## [DATA PROVIDED]
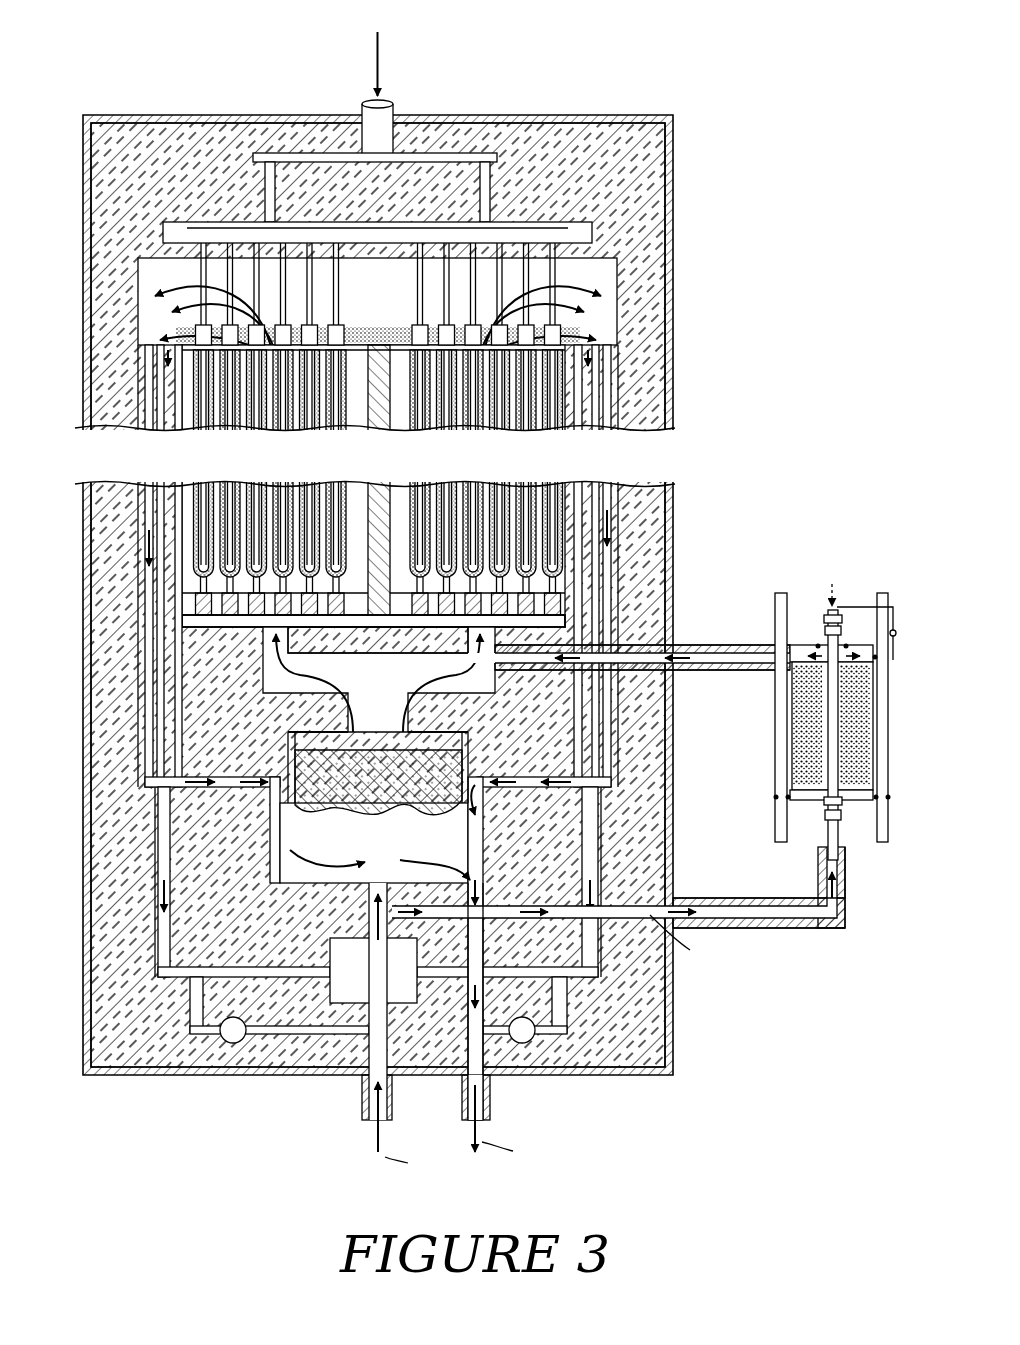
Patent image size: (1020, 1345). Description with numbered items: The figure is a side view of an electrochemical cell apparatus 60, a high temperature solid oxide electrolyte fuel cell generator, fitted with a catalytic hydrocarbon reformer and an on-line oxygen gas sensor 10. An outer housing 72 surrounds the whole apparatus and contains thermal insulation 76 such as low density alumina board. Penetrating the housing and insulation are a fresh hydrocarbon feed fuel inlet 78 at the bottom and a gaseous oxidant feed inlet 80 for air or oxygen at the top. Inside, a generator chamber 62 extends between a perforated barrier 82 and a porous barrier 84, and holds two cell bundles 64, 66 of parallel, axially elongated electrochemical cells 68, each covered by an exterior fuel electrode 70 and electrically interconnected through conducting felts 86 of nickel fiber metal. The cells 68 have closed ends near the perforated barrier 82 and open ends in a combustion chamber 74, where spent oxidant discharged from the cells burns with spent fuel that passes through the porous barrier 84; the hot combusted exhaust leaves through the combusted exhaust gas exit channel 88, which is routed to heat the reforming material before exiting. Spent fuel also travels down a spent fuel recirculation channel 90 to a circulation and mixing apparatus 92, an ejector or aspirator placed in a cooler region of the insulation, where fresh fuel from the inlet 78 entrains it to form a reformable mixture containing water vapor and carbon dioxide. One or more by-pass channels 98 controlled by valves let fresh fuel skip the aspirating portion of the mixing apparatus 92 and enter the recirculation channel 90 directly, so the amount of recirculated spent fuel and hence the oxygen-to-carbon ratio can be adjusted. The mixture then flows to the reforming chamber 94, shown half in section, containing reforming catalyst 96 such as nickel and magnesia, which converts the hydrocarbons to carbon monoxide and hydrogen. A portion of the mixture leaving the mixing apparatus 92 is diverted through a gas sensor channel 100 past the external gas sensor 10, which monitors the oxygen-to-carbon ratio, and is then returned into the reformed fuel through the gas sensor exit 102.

The electrochemical cell apparatus 60 is at (479, 589).
The outer housing 72 is at (560, 116).
The thermal insulation 76 is at (97, 214).
The gaseous oxidant feed inlet 80 is at (395, 112).
The combustion chamber 74 is at (612, 290).
The generator chamber 62 is at (300, 471).
The cell bundle 64 is at (197, 436).
The cell bundle 66 is at (408, 436).
The porous barrier 84 is at (379, 343).
The conducting felts 86 is at (365, 429).
The electrochemical cells 68 is at (205, 585).
The fuel electrode 70 is at (306, 612).
The perforated barrier 82 is at (150, 720).
The combusted exhaust gas exit channel 88 is at (148, 781).
The spent fuel recirculation channel 90 is at (157, 807).
The reforming chamber 94 is at (376, 926).
The reforming catalyst 96 is at (388, 800).
The gas sensor exit 102 is at (708, 645).
The gas sensor channel 100 is at (845, 905).
The gas sensor 10 is at (861, 880).
The circulation and mixing apparatus 92 is at (373, 970).
The fresh hydrocarbon feed fuel inlet 78 is at (372, 1128).
The by-pass channels 98 is at (258, 1040).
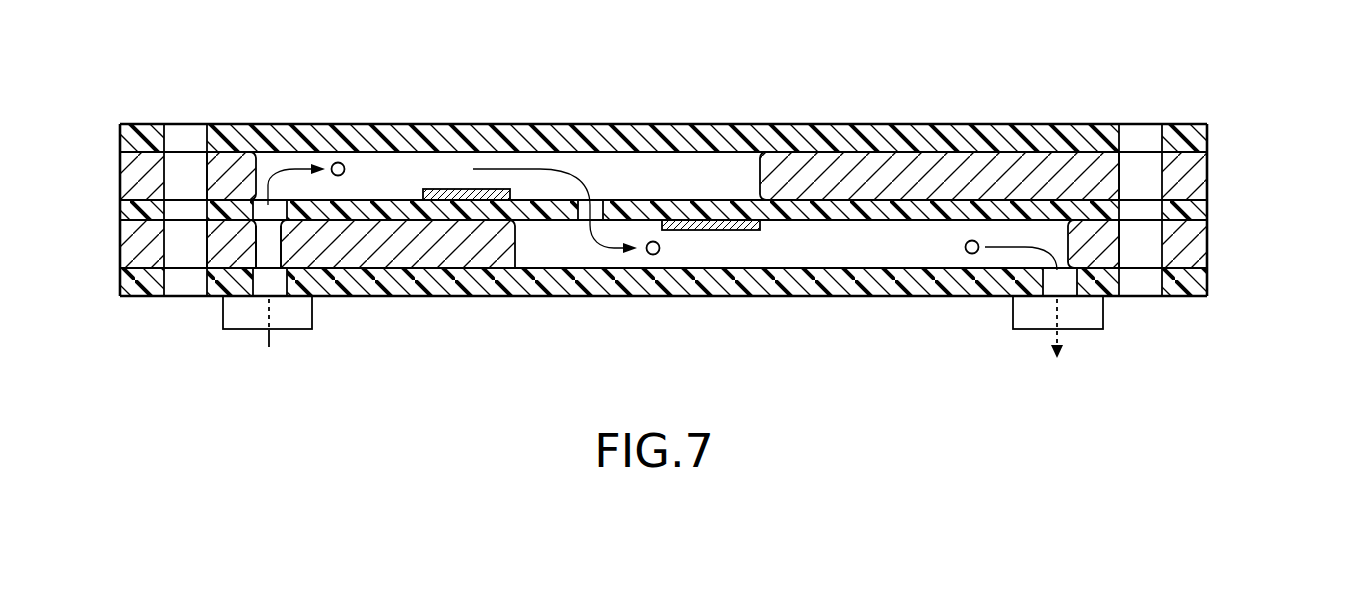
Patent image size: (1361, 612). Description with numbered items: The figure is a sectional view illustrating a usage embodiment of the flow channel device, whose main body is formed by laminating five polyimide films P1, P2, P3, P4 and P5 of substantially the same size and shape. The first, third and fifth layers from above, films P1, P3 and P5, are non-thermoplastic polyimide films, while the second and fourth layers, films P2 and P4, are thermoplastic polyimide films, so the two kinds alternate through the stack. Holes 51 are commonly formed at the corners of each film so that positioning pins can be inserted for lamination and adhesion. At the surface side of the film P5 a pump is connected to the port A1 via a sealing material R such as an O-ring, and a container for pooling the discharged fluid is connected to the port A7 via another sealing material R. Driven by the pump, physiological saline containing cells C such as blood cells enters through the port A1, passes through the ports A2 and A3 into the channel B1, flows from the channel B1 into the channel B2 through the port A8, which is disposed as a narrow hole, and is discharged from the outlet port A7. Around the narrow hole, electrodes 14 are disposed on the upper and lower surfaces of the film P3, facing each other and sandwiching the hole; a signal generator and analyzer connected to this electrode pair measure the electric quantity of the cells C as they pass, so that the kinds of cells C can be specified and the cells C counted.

## [YOUR GOAL]
Go through the records above and write out every line exactly, passing over the pictures.

## [EXERCISE OUTPUT]
Patent image size: (1020, 1345). Description with numbered items: The figure is a side view of an electrochemical cell apparatus 60, a high temperature solid oxide electrolyte fuel cell generator, fitted with a catalytic hydrocarbon reformer and an on-line oxygen gas sensor 10. An outer housing 72 surrounds the whole apparatus and contains thermal insulation 76 such as low density alumina board. Penetrating the housing and insulation are a fresh hydrocarbon feed fuel inlet 78 at the bottom and a gaseous oxidant feed inlet 80 for air or oxygen at the top. Inside, a generator chamber 62 extends between a perforated barrier 82 and a porous barrier 84, and holds two cell bundles 64, 66 of parallel, axially elongated electrochemical cells 68, each covered by an exterior fuel electrode 70 and electrically interconnected through conducting felts 86 of nickel fiber metal. The cells 68 have closed ends near the perforated barrier 82 and open ends in a combustion chamber 74, where spent oxidant discharged from the cells burns with spent fuel that passes through the porous barrier 84; the hot combusted exhaust leaves through the combusted exhaust gas exit channel 88, which is routed to heat the reforming material before exiting. Spent fuel also travels down a spent fuel recirculation channel 90 to a circulation and mixing apparatus 92, an ejector or aspirator placed in a cooler region of the insulation, where fresh fuel from the inlet 78 entrains it to form a reformable mixture containing water vapor and carbon dioxide. One or more by-pass channels 98 controlled by valves let fresh fuel skip the aspirating portion of the mixing apparatus 92 and enter the recirculation channel 90 directly, so the amount of recirculated spent fuel and hence the oxygen-to-carbon ratio can be adjusted. The mixture then flows to the reforming chamber 94, shown half in section, containing reforming catalyst 96 such as nickel and magnesia, which converts the hydrocarbons to carbon monoxide and hydrogen. A portion of the mixture leaving the mixing apparatus 92 is diverted through a gas sensor channel 100 past the external gas sensor 10, which monitors the oxygen-to-carbon ratio, and is then returned into the reformed fuel through the gas sensor exit 102.

The electrochemical cell apparatus 60 is at (479, 589).
The outer housing 72 is at (560, 116).
The thermal insulation 76 is at (97, 214).
The gaseous oxidant feed inlet 80 is at (395, 112).
The combustion chamber 74 is at (612, 290).
The generator chamber 62 is at (300, 471).
The cell bundle 64 is at (197, 436).
The cell bundle 66 is at (408, 436).
The porous barrier 84 is at (379, 343).
The conducting felts 86 is at (365, 429).
The electrochemical cells 68 is at (205, 585).
The fuel electrode 70 is at (306, 612).
The perforated barrier 82 is at (150, 720).
The combusted exhaust gas exit channel 88 is at (148, 781).
The spent fuel recirculation channel 90 is at (157, 807).
The reforming chamber 94 is at (376, 926).
The reforming catalyst 96 is at (388, 800).
The gas sensor exit 102 is at (708, 645).
The gas sensor channel 100 is at (845, 905).
The gas sensor 10 is at (861, 880).
The circulation and mixing apparatus 92 is at (373, 970).
The fresh hydrocarbon feed fuel inlet 78 is at (372, 1128).
The by-pass channels 98 is at (258, 1040).
Patent image size: (1361, 612). Description with numbered items: The figure is a sectional view illustrating a usage embodiment of the flow channel device, whose main body is formed by laminating five polyimide films P1, P2, P3, P4 and P5 of substantially the same size and shape. The first, third and fifth layers from above, films P1, P3 and P5, are non-thermoplastic polyimide films, while the second and fourth layers, films P2 and P4, are thermoplastic polyimide films, so the two kinds alternate through the stack. Holes 51 are commonly formed at the corners of each film so that positioning pins can be inserted for lamination and adhesion. At the surface side of the film P5 a pump is connected to the port A1 via a sealing material R such as an O-ring, and a container for pooling the discharged fluid is connected to the port A7 via another sealing material R. Driven by the pump, physiological saline containing cells C such as blood cells enters through the port A1, passes through the ports A2 and A3 into the channel B1, flows from the channel B1 into the channel B2 through the port A8, which is disposed as a narrow hole, and is discharged from the outlet port A7. Around the narrow hole, electrodes 14 are disposed on the upper and lower surfaces of the film P3, facing each other and sandwiching the hole; a signal generator and analyzer connected to this electrode pair measure the electric quantity of the cells C as they pass, so that the kinds of cells C can be specified and the cells C counted.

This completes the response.